- Reading text:
····················

The ride developed into a supported cycling holiday travelling through different parts of regional Victoria. Temporary camps are established in towns along the route, with riders' luggage, catering and facilities transported between overnight locations.

Participation grew substantially during the 1980s and 1990s. The 2004 event, which included the Great Ocean Road, attracted more than 8,000 cyclists.

The Great Victorian Bike Ride became one of Australia's largest supported multi-day recreational cycling events.

====Around the Bay====

Around the Bay, originally known as Around the Bay in a Day, began in Victoria in 1993.

The original event challenged cyclists to ride approximately 210 kilometres around Port Phillip, including a ferry crossing between the Mornington and Bellarine peninsulas. Approximately 2,700 cyclists participated in the first ride.

The event grew into one of Australia's largest single-day mass-participation cycling events. More than 14,500 cyclists participated in 2006.

Participation subsequently exceeded 15,000 and reached more than 16,000 riders in 2010.

····················

- Record excerpts:
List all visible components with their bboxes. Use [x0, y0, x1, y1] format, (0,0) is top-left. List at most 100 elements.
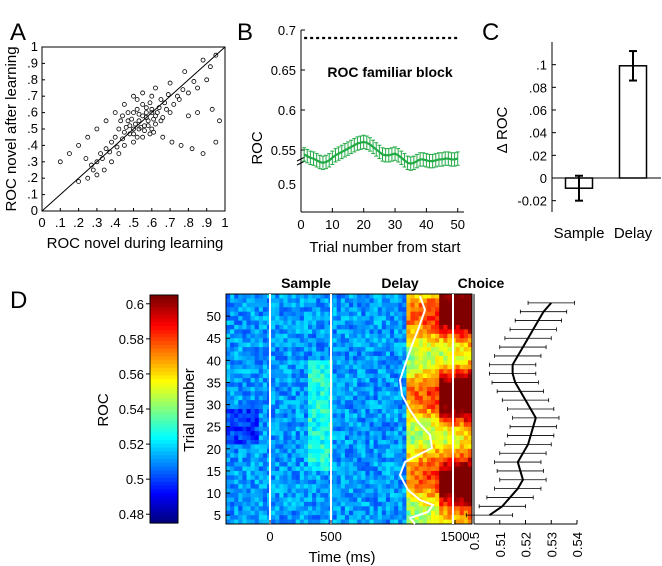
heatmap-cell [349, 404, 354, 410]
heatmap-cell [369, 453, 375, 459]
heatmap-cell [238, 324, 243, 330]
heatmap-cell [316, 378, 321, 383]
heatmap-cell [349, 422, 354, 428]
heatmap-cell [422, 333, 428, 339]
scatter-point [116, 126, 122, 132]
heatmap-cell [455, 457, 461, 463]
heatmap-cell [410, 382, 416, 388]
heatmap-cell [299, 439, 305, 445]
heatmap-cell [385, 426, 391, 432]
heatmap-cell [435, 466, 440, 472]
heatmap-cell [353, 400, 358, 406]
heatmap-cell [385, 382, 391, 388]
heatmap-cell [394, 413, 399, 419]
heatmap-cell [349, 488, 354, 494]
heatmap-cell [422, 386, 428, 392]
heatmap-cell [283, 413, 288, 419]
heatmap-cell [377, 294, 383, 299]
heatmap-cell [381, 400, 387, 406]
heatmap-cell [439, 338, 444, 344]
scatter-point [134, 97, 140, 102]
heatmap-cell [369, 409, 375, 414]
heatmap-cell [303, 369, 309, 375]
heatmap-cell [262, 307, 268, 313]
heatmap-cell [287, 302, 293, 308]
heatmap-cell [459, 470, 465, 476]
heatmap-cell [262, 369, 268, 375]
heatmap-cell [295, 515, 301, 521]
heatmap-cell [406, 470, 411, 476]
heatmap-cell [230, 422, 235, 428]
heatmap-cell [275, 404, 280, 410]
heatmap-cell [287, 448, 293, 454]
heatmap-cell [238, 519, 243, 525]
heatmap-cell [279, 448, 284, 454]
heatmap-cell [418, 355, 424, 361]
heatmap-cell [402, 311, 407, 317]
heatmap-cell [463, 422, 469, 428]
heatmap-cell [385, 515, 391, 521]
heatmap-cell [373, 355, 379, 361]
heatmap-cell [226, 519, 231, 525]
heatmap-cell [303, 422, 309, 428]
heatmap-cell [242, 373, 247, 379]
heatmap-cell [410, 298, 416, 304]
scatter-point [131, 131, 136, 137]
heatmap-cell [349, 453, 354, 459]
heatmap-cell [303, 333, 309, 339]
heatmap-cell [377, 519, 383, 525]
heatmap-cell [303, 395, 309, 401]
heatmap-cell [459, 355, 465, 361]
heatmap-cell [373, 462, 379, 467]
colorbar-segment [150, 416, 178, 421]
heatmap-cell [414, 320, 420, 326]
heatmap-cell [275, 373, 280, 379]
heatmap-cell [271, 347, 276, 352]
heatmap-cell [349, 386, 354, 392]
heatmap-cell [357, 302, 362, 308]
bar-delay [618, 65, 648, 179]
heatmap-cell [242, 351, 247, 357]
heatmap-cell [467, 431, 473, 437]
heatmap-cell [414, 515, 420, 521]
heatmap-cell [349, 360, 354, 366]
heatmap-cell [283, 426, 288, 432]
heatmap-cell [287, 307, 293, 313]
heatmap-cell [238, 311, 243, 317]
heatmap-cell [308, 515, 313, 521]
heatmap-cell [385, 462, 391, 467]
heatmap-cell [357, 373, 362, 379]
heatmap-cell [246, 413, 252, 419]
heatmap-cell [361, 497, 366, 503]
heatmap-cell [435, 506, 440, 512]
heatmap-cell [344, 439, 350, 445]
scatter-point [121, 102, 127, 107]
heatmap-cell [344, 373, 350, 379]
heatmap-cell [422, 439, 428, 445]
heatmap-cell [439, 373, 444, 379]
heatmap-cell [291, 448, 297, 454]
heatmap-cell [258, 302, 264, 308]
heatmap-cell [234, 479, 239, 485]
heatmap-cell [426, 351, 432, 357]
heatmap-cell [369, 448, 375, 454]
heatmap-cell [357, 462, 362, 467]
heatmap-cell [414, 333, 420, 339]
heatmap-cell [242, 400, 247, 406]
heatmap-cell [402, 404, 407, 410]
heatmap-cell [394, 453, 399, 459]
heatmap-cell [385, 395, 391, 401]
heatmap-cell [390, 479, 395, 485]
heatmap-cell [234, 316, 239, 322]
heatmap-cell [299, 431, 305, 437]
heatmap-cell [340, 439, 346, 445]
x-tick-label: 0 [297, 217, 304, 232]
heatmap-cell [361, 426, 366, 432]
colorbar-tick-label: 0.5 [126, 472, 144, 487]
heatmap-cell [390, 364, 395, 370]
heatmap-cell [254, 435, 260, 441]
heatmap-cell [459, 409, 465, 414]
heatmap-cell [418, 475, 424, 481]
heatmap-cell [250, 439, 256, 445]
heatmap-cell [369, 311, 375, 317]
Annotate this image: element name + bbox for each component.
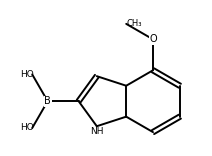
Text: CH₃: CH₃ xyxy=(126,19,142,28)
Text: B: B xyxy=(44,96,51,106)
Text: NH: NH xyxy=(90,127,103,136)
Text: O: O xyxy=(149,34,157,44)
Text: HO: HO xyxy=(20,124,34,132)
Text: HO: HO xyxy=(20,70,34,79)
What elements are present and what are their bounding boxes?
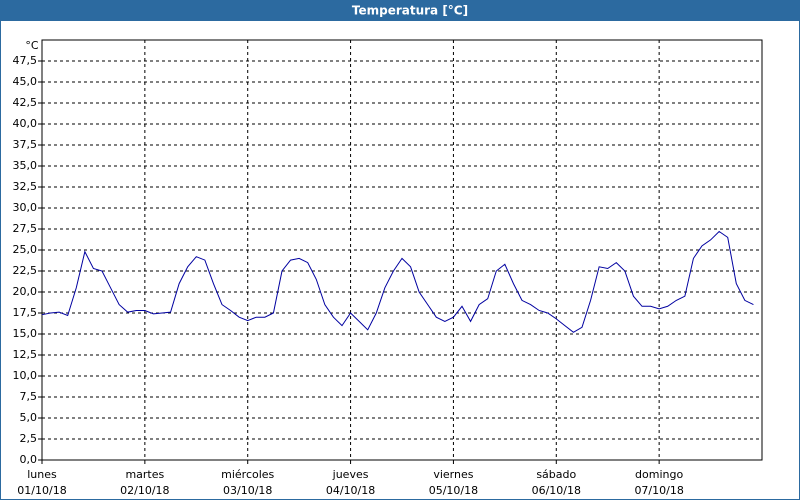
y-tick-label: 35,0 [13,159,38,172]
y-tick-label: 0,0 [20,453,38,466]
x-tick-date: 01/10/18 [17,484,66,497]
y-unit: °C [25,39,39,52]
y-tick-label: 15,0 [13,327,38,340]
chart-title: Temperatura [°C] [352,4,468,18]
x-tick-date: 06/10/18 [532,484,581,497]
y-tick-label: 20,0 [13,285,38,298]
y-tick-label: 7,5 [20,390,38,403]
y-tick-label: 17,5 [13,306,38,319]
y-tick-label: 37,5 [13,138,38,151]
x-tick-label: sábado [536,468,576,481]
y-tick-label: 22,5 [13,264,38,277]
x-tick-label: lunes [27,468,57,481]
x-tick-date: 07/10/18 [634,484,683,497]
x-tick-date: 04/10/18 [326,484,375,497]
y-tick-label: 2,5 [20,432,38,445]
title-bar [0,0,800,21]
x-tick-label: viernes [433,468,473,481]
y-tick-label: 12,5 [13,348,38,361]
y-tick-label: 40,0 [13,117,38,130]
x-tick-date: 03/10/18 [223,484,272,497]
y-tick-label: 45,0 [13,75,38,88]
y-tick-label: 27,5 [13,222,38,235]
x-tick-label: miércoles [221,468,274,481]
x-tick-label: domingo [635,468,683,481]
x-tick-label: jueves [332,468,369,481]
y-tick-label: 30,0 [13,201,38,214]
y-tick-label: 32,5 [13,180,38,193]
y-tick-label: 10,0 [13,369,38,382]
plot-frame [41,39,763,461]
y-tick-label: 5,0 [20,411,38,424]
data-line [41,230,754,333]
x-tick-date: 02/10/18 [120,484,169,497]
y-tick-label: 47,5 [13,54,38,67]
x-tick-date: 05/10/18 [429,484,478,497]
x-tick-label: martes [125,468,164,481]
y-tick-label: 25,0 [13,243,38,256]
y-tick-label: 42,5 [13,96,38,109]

····················

- Instructions for the task: From the text on cycling events, list every figure it gives for how many cyclists or riders took part.

- Answer to the problem:
- More than 8,000 cyclists (the 2004 Great Victorian Bike Ride)
- Approximately 2,700 cyclists (the first Around the Bay ride)
- More than 14,500 cyclists (Around the Bay in 2006)
- More than 15,000 (Around the Bay participation, which later exceeded this figure)
- More than 16,000 riders (Around the Bay in 2010)